START Data
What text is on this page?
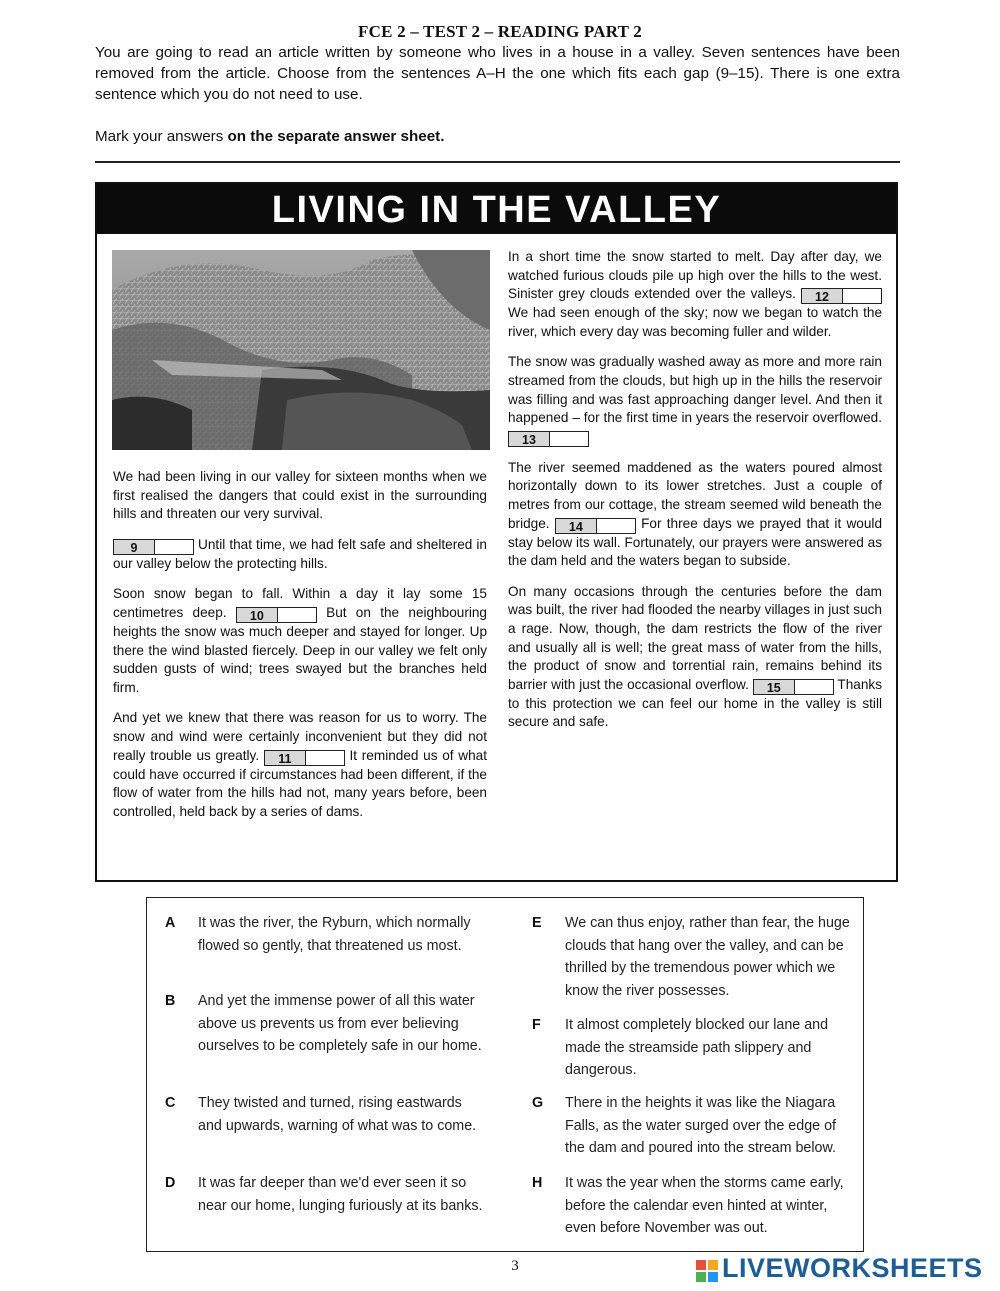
FCE 2 – TEST 2 – READING PART 2
You are going to read an article written by someone who lives in a house in a valley. Seven sentences have been removed from the article. Choose from the sentences A–H the one which fits each gap (9–15). There is one extra sentence which you do not need to use.
Mark your answers on the separate answer sheet.
LIVING IN THE VALLEY

We had been living in our valley for sixteen months when we first realised the dangers that could exist in the surrounding hills and threaten our very survival.

9	Until that time, we had felt safe and sheltered in our valley below the protecting hills.

Soon snow began to fall. Within a day it lay some 15 centimetres deep. 10	But on the neighbouring heights the snow was much deeper and stayed for longer. Up there the wind blasted fiercely. Deep in our valley we felt only sudden gusts of wind; trees swayed but the branches held firm.

And yet we knew that there was reason for us to worry. The snow and wind were certainly inconvenient but they did not really trouble us greatly. 11	It reminded us of what could have occurred if circumstances had been different, if the flow of water from the hills had not, many years before, been controlled, held back by a series of dams.

In a short time the snow started to melt. Day after day, we watched furious clouds pile up high over the hills to the west. Sinister grey clouds extended over the valleys. 12 We had seen enough of the sky; now we began to watch the river, which every day was becoming fuller and wilder.

The snow was gradually washed away as more and more rain streamed from the clouds, but high up in the hills the reservoir was filling and was fast approaching danger level. And then it happened – for the first time in years the reservoir overflowed. 13

The river seemed maddened as the waters poured almost horizontally down to its lower stretches. Just a couple of metres from our cottage, the stream seemed wild beneath the bridge. 14	For three days we prayed that it would stay below its wall. Fortunately, our prayers were answered as the dam held and the waters began to subside.

On many occasions through the centuries before the dam was built, the river had flooded the nearby villages in just such a rage. Now, though, the dam restricts the flow of the river and usually all is well; the great mass of water from the hills, the product of snow and torrential rain, remains behind its barrier with just the occasional overflow. 15	Thanks to this protection we can feel our home in the valley is still secure and safe.

A	It was the river, the Ryburn, which normally flowed so gently, that threatened us most.
B	And yet the immense power of all this water above us prevents us from ever believing ourselves to be completely safe in our home.
C	They twisted and turned, rising eastwards and upwards, warning of what was to come.
D	It was far deeper than we'd ever seen it so near our home, lunging furiously at its banks.
E	We can thus enjoy, rather than fear, the huge clouds that hang over the valley, and can be thrilled by the tremendous power which we know the river possesses.
F	It almost completely blocked our lane and made the streamside path slippery and dangerous.
G	There in the heights it was like the Niagara Falls, as the water surged over the edge of the dam and poured into the stream below.
H	It was the year when the storms came early, before the calendar even hinted at winter, even before November was out.
3	LIVEWORKSHEETS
END Data
Set exercise: Where a line above includes "when", copy that line.

Solution for this exercise:
We had been living in our valley for sixteen months when we first realised the dangers that could exist in the surrounding hills and threaten our very survival.
H	It was the year when the storms came early, before the calendar even hinted at winter, even before November was out.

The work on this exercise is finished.